- WORK TO DO:
Below are the records. Gather each line that holds "object".

- MATERIAL SHOWN:
----------

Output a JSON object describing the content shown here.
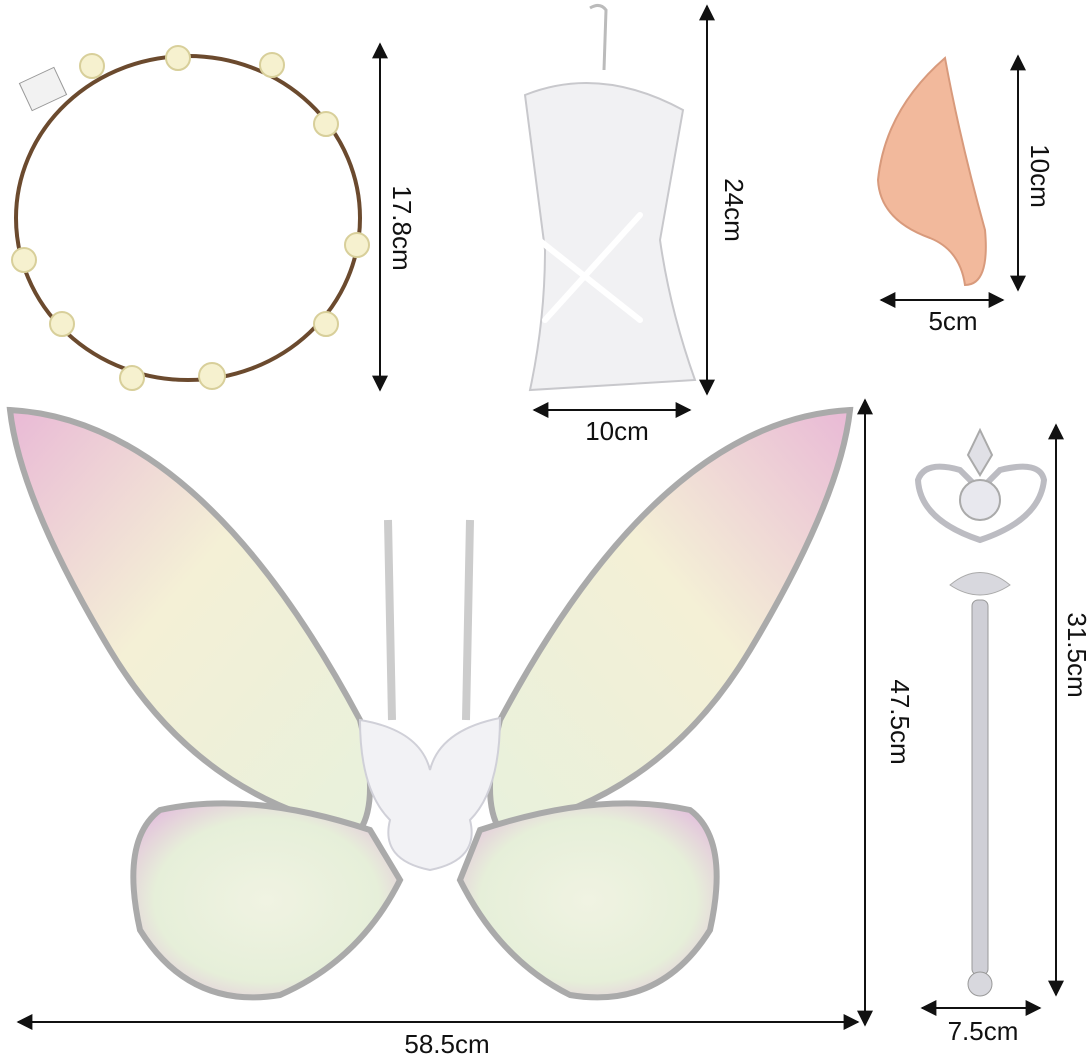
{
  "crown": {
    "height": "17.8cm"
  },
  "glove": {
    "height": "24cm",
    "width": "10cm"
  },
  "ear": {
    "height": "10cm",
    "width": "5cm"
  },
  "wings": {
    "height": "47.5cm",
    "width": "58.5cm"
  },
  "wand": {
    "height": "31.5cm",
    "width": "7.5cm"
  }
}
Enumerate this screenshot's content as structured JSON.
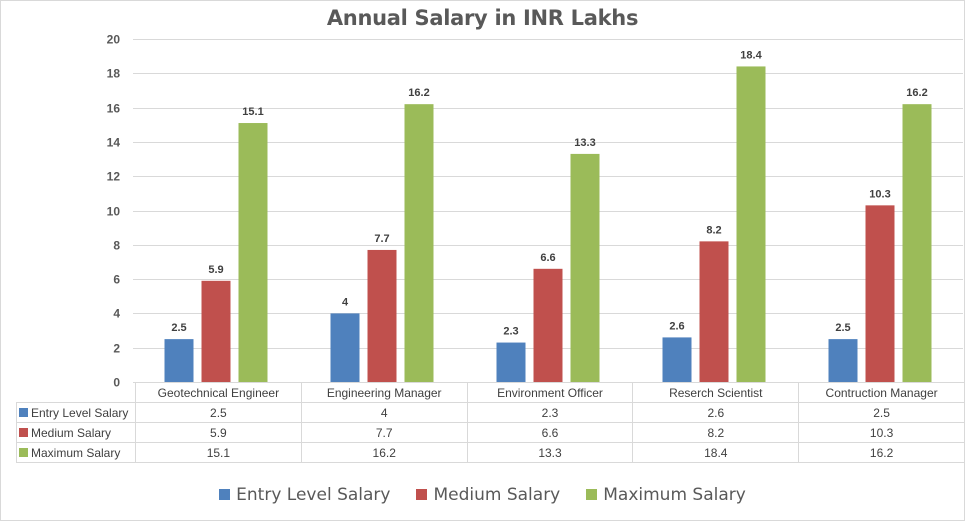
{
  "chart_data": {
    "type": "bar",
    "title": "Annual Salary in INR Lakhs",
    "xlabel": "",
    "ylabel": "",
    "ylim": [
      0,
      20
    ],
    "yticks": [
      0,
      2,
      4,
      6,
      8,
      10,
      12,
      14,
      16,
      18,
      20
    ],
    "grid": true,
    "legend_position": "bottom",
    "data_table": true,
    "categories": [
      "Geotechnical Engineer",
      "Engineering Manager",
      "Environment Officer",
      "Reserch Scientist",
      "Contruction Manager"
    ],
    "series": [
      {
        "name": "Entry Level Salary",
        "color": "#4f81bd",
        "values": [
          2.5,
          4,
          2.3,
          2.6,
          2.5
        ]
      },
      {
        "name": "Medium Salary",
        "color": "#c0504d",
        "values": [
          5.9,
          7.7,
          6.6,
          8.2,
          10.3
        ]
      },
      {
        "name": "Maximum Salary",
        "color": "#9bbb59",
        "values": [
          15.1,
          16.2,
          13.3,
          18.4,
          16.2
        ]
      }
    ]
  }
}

----------

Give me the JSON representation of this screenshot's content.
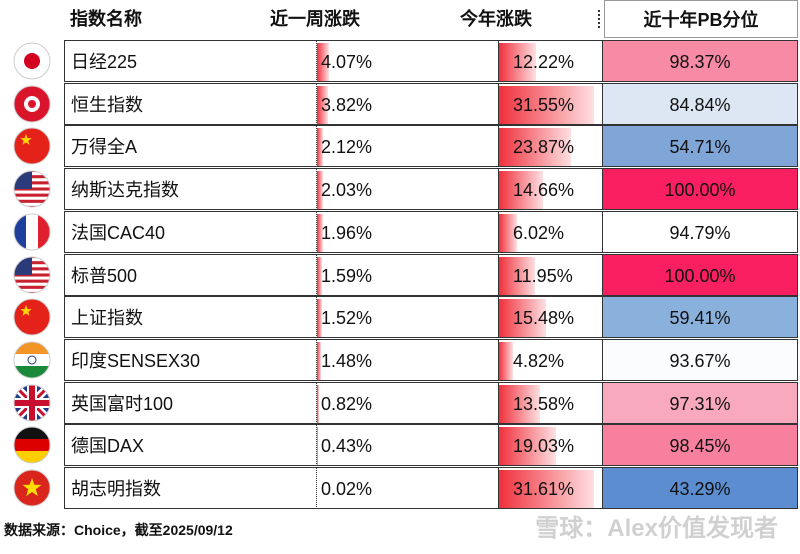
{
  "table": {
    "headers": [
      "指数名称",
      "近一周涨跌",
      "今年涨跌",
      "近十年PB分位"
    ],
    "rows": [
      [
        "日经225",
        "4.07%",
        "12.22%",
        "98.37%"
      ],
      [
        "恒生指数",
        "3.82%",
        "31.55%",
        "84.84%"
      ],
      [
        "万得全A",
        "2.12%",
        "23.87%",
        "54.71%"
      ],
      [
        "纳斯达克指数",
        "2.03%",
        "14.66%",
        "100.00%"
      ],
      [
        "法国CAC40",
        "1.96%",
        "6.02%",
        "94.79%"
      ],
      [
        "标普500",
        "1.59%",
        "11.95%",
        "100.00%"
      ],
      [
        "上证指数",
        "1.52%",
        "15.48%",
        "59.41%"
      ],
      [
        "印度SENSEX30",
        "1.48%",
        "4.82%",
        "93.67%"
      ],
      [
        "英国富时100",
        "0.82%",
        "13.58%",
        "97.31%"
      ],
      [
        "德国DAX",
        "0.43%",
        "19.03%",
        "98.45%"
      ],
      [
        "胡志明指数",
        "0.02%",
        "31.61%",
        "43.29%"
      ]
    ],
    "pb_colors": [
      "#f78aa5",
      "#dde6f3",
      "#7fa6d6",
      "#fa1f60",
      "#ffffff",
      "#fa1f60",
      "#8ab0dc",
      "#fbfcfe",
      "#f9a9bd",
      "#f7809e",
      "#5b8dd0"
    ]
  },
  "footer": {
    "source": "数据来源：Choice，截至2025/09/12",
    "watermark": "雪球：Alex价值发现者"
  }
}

----------

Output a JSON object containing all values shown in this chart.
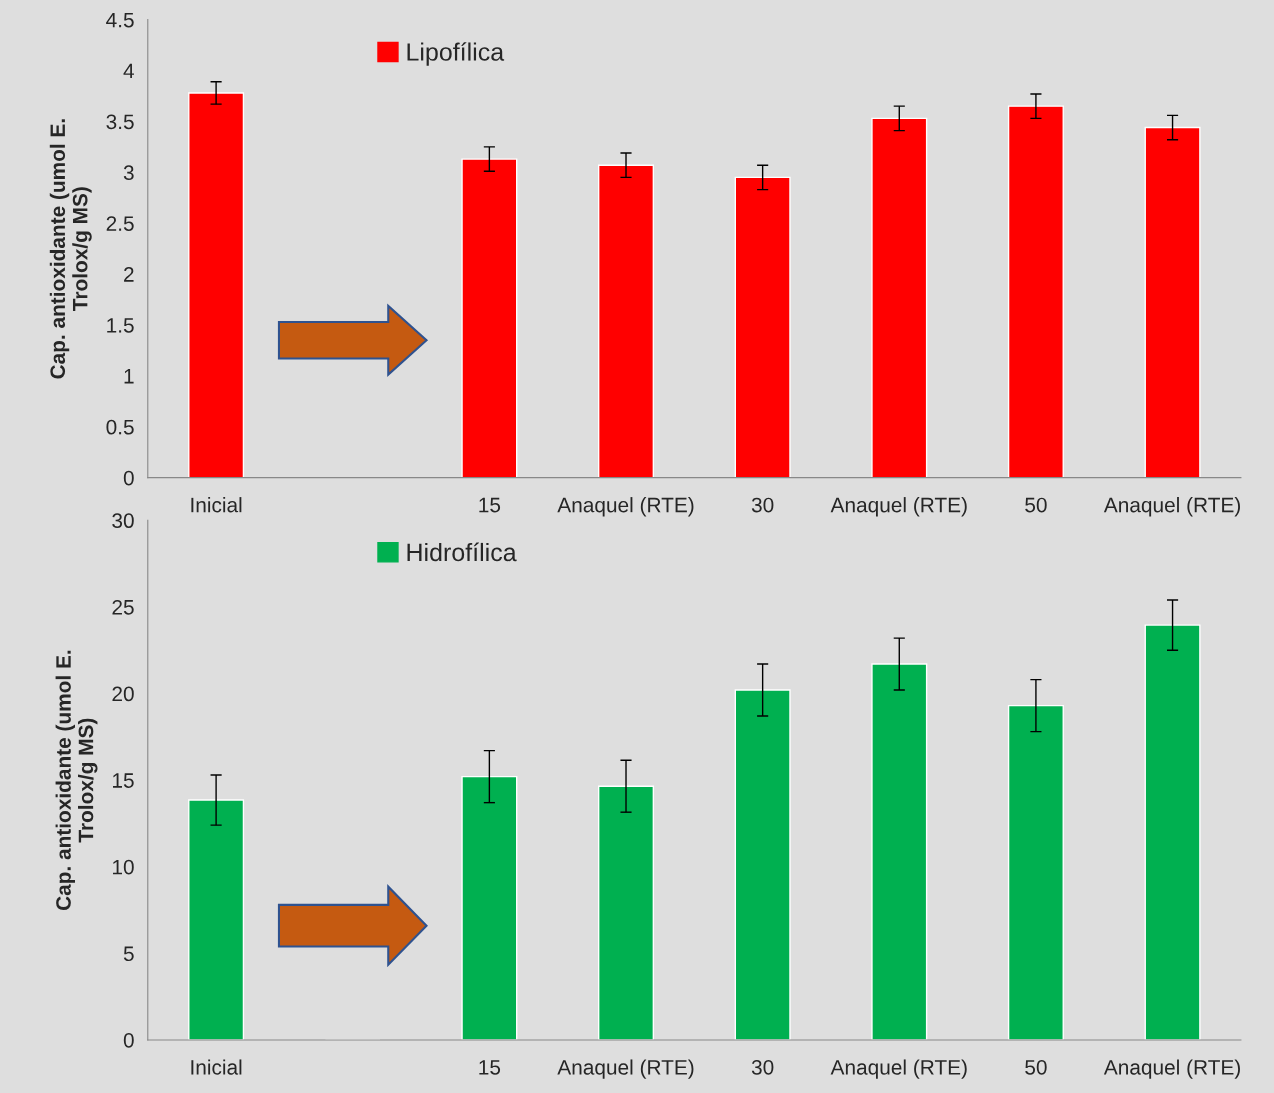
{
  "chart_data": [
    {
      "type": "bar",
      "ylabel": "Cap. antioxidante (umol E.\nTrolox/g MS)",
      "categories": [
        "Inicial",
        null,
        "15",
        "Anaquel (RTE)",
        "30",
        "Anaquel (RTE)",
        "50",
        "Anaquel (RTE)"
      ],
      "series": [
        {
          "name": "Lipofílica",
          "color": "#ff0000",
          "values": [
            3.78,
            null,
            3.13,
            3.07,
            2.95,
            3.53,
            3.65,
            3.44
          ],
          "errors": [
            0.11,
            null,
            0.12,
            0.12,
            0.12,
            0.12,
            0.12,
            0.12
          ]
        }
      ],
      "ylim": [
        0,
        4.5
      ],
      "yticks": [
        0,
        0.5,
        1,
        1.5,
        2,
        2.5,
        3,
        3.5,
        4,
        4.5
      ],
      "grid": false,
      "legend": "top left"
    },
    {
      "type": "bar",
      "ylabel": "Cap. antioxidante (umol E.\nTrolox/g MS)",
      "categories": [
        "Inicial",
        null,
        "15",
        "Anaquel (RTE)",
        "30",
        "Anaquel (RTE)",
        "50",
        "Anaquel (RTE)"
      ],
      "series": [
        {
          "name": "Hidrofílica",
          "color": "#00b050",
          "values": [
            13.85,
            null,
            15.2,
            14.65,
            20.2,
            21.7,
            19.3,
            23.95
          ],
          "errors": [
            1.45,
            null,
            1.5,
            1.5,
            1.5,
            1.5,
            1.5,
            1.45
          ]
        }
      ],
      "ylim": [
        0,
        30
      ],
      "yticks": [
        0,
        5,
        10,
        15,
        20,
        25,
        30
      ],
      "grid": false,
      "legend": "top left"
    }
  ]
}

----------

- THE SOLUTION:
Output a JSON object describing the content shown here.
Output a JSON object containing all values shown in this chart.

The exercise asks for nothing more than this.